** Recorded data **
= = = =
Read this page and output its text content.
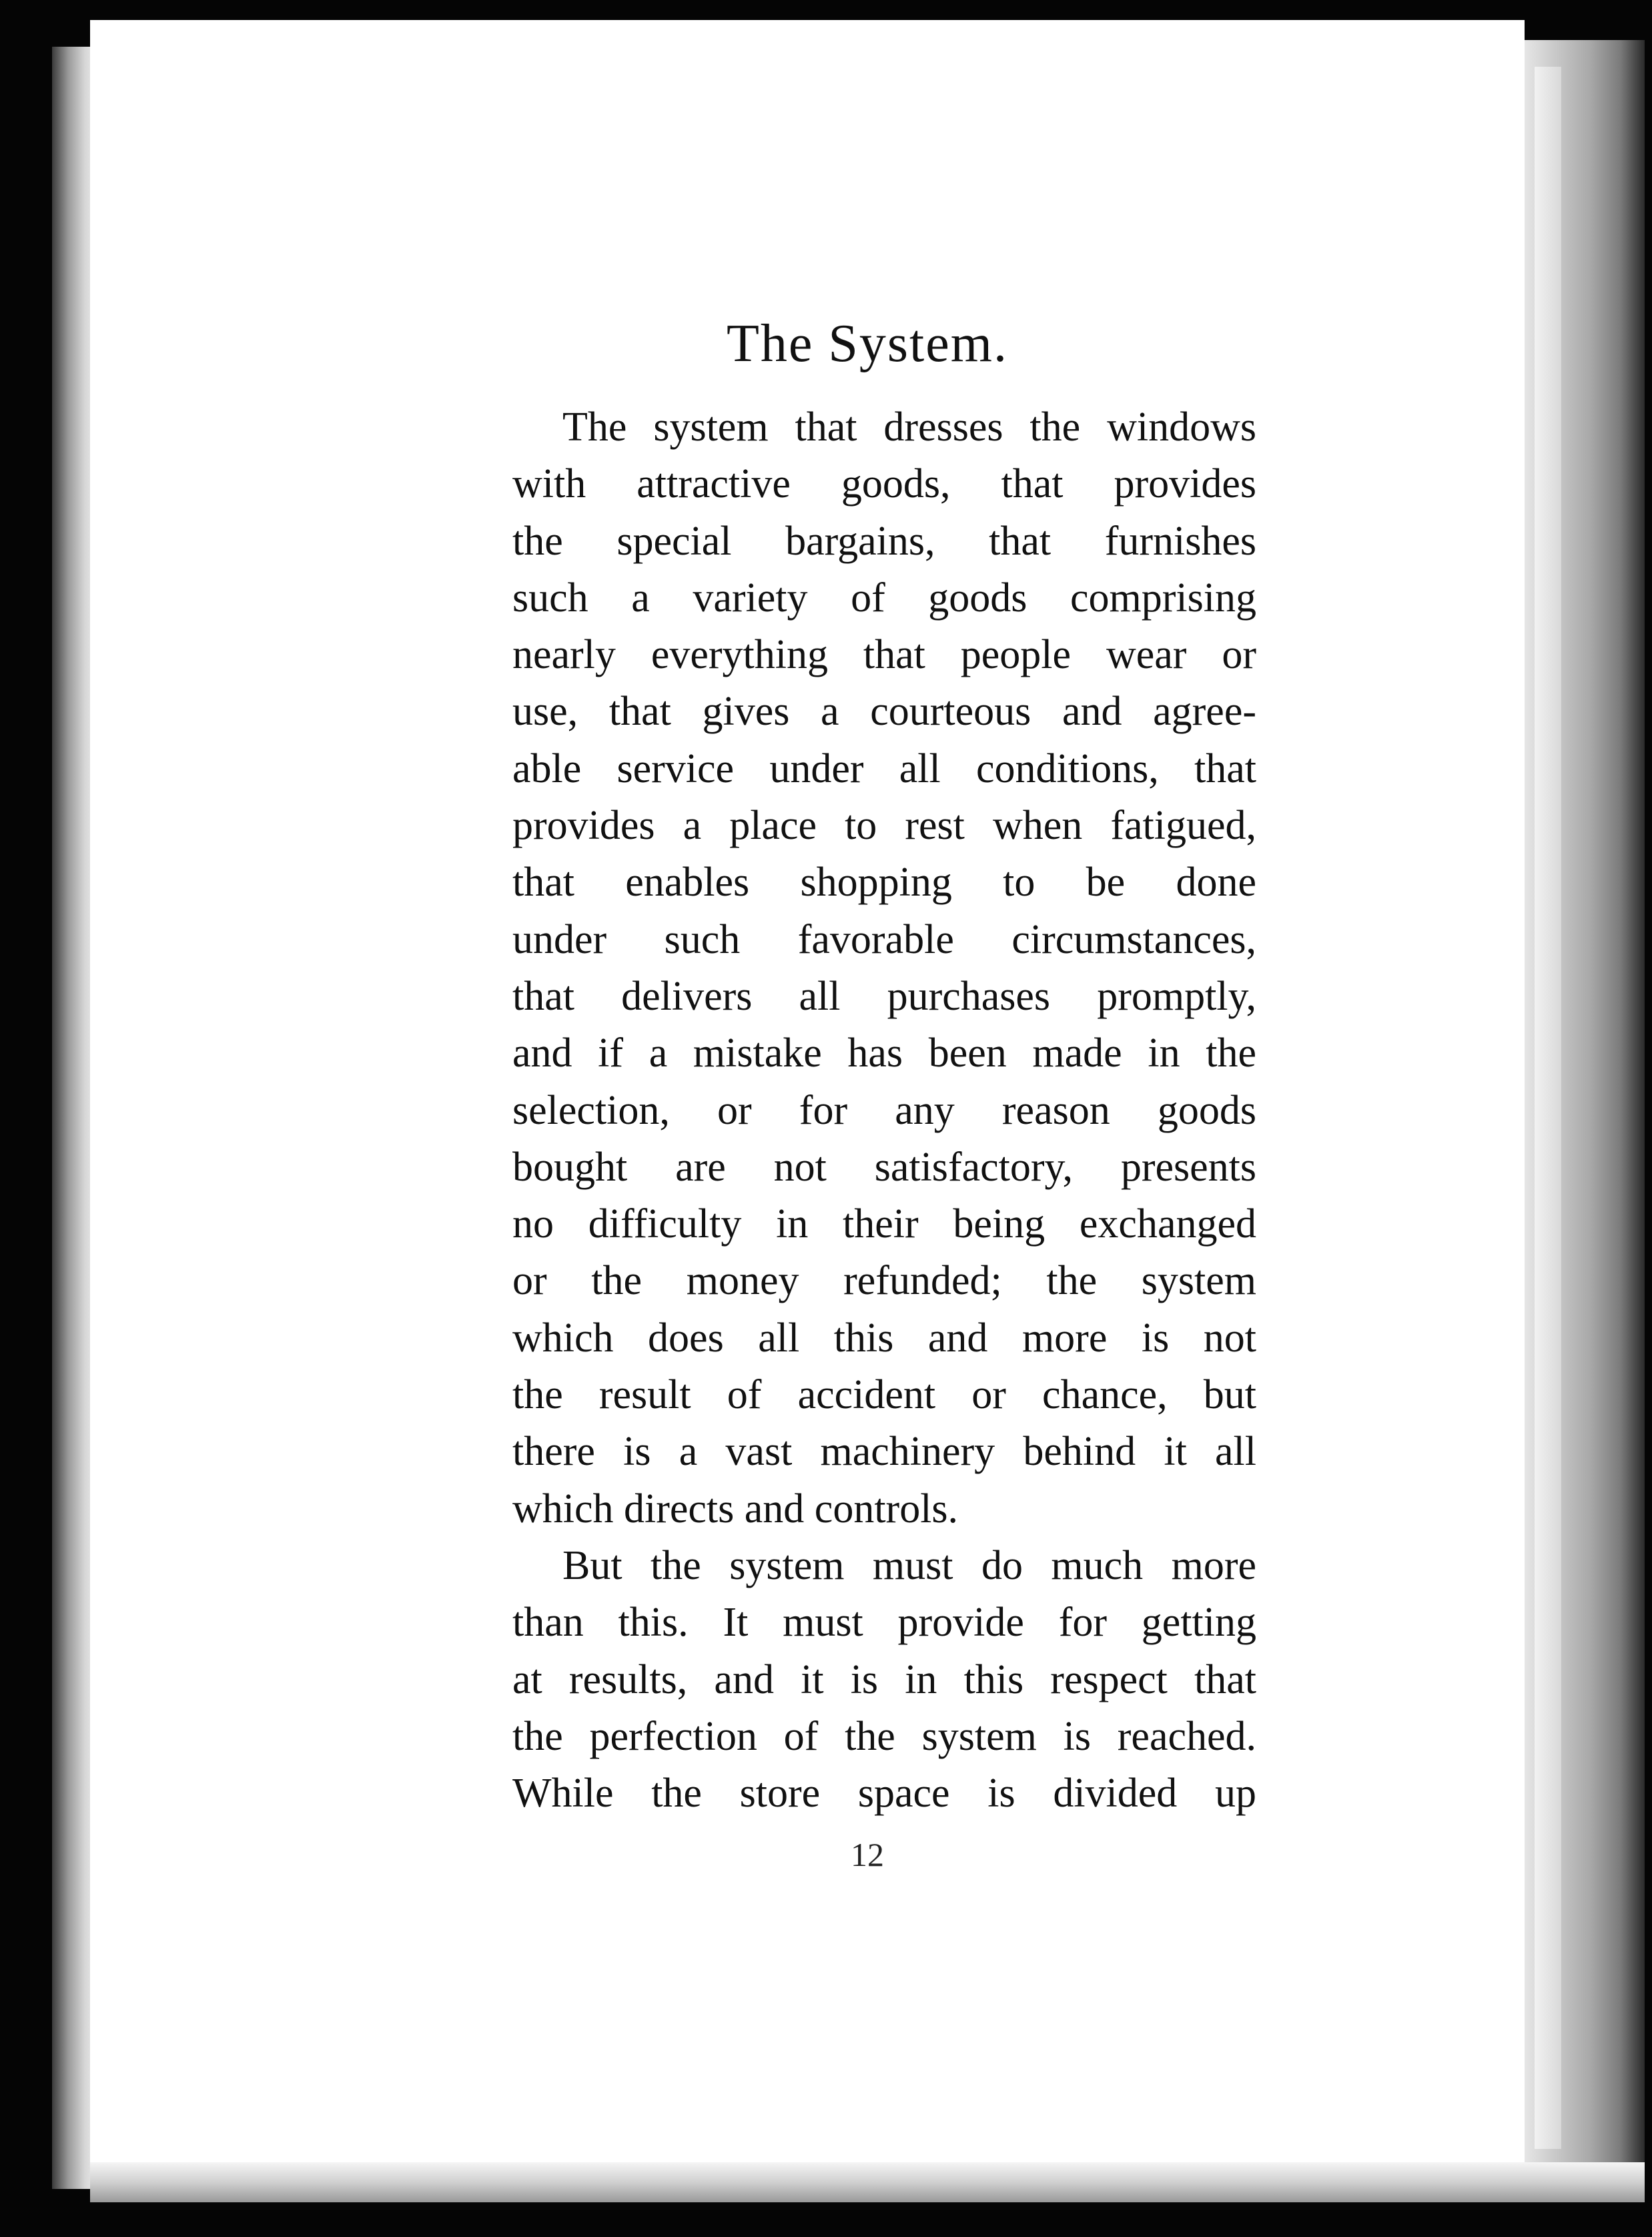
The System.
The system that dresses the windows
with attractive goods, that provides
the special bargains, that furnishes
such a variety of goods comprising
nearly everything that people wear or
use, that gives a courteous and agree-
able service under all conditions, that
provides a place to rest when fatigued,
that enables shopping to be done
under such favorable circumstances,
that delivers all purchases promptly,
and if a mistake has been made in the
selection, or for any reason goods
bought are not satisfactory, presents
no difficulty in their being exchanged
or the money refunded; the system
which does all this and more is not
the result of accident or chance, but
there is a vast machinery behind it all
which directs and controls.
But the system must do much more
than this. It must provide for getting
at results, and it is in this respect that
the perfection of the system is reached.
While the store space is divided up
12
= = = =
** Short problem **
Transcribe all of the material exactly, leaving out whatever pictures it contains.

** Written answer **
Read this page and output its text content.
The System.
The system that dresses the windows
with attractive goods, that provides
the special bargains, that furnishes
such a variety of goods comprising
nearly everything that people wear or
use, that gives a courteous and agree-
able service under all conditions, that
provides a place to rest when fatigued,
that enables shopping to be done
under such favorable circumstances,
that delivers all purchases promptly,
and if a mistake has been made in the
selection, or for any reason goods
bought are not satisfactory, presents
no difficulty in their being exchanged
or the money refunded; the system
which does all this and more is not
the result of accident or chance, but
there is a vast machinery behind it all
which directs and controls.
But the system must do much more
than this. It must provide for getting
at results, and it is in this respect that
the perfection of the system is reached.
While the store space is divided up
12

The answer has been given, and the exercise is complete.